**Problem to solve**
Would you transcribe the whole listing exactly, minus its pictures?

━━━━━━━━

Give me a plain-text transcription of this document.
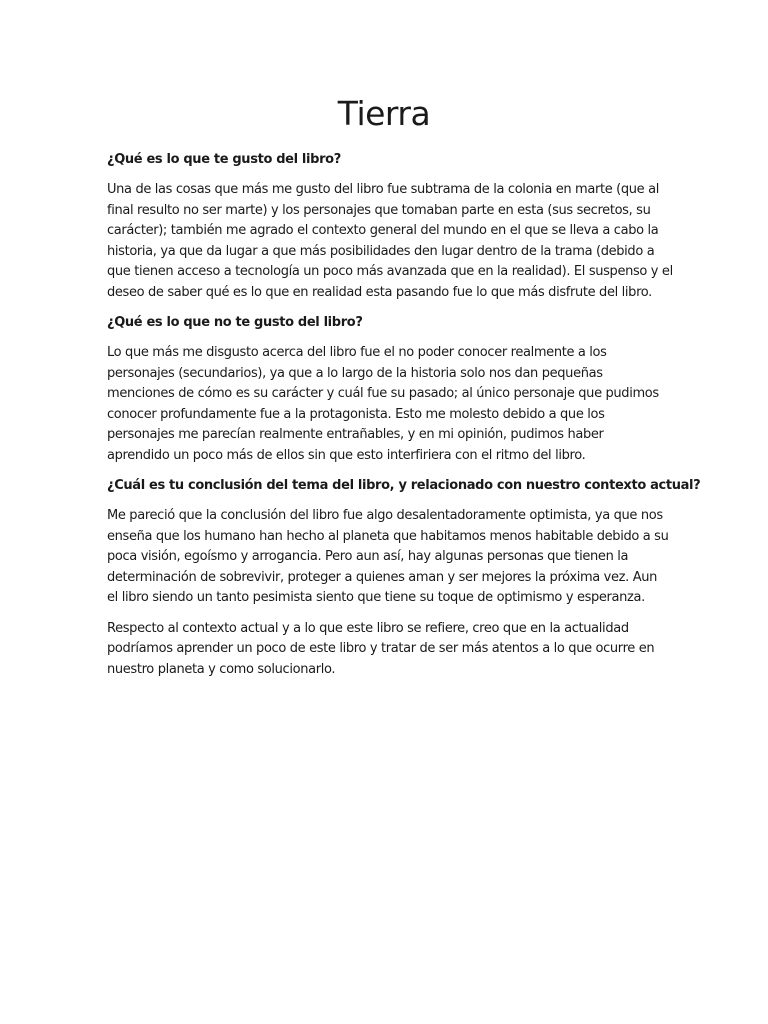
Tierra
¿Qué es lo que te gusto del libro?
Una de las cosas que más me gusto del libro fue subtrama de la colonia en marte (que al
final resulto no ser marte) y los personajes que tomaban parte en esta (sus secretos, su
carácter); también me agrado el contexto general del mundo en el que se lleva a cabo la
historia, ya que da lugar a que más posibilidades den lugar dentro de la trama (debido a
que tienen acceso a tecnología un poco más avanzada que en la realidad). El suspenso y el
deseo de saber qué es lo que en realidad esta pasando fue lo que más disfrute del libro.
¿Qué es lo que no te gusto del libro?
Lo que más me disgusto acerca del libro fue el no poder conocer realmente a los
personajes (secundarios), ya que a lo largo de la historia solo nos dan pequeñas
menciones de cómo es su carácter y cuál fue su pasado; al único personaje que pudimos
conocer profundamente fue a la protagonista. Esto me molesto debido a que los
personajes me parecían realmente entrañables, y en mi opinión, pudimos haber
aprendido un poco más de ellos sin que esto interfiriera con el ritmo del libro.
¿Cuál es tu conclusión del tema del libro, y relacionado con nuestro contexto actual?
Me pareció que la conclusión del libro fue algo desalentadoramente optimista, ya que nos
enseña que los humano han hecho al planeta que habitamos menos habitable debido a su
poca visión, egoísmo y arrogancia. Pero aun así, hay algunas personas que tienen la
determinación de sobrevivir, proteger a quienes aman y ser mejores la próxima vez. Aun
el libro siendo un tanto pesimista siento que tiene su toque de optimismo y esperanza.
Respecto al contexto actual y a lo que este libro se refiere, creo que en la actualidad
podríamos aprender un poco de este libro y tratar de ser más atentos a lo que ocurre en
nuestro planeta y como solucionarlo.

━━━━━━━━

**Solved exercise**
Give me a plain-text transcription of this document.
Tierra
¿Qué es lo que te gusto del libro?
Una de las cosas que más me gusto del libro fue subtrama de la colonia en marte (que al
final resulto no ser marte) y los personajes que tomaban parte en esta (sus secretos, su
carácter); también me agrado el contexto general del mundo en el que se lleva a cabo la
historia, ya que da lugar a que más posibilidades den lugar dentro de la trama (debido a
que tienen acceso a tecnología un poco más avanzada que en la realidad). El suspenso y el
deseo de saber qué es lo que en realidad esta pasando fue lo que más disfrute del libro.
¿Qué es lo que no te gusto del libro?
Lo que más me disgusto acerca del libro fue el no poder conocer realmente a los
personajes (secundarios), ya que a lo largo de la historia solo nos dan pequeñas
menciones de cómo es su carácter y cuál fue su pasado; al único personaje que pudimos
conocer profundamente fue a la protagonista. Esto me molesto debido a que los
personajes me parecían realmente entrañables, y en mi opinión, pudimos haber
aprendido un poco más de ellos sin que esto interfiriera con el ritmo del libro.
¿Cuál es tu conclusión del tema del libro, y relacionado con nuestro contexto actual?
Me pareció que la conclusión del libro fue algo desalentadoramente optimista, ya que nos
enseña que los humano han hecho al planeta que habitamos menos habitable debido a su
poca visión, egoísmo y arrogancia. Pero aun así, hay algunas personas que tienen la
determinación de sobrevivir, proteger a quienes aman y ser mejores la próxima vez. Aun
el libro siendo un tanto pesimista siento que tiene su toque de optimismo y esperanza.
Respecto al contexto actual y a lo que este libro se refiere, creo que en la actualidad
podríamos aprender un poco de este libro y tratar de ser más atentos a lo que ocurre en
nuestro planeta y como solucionarlo.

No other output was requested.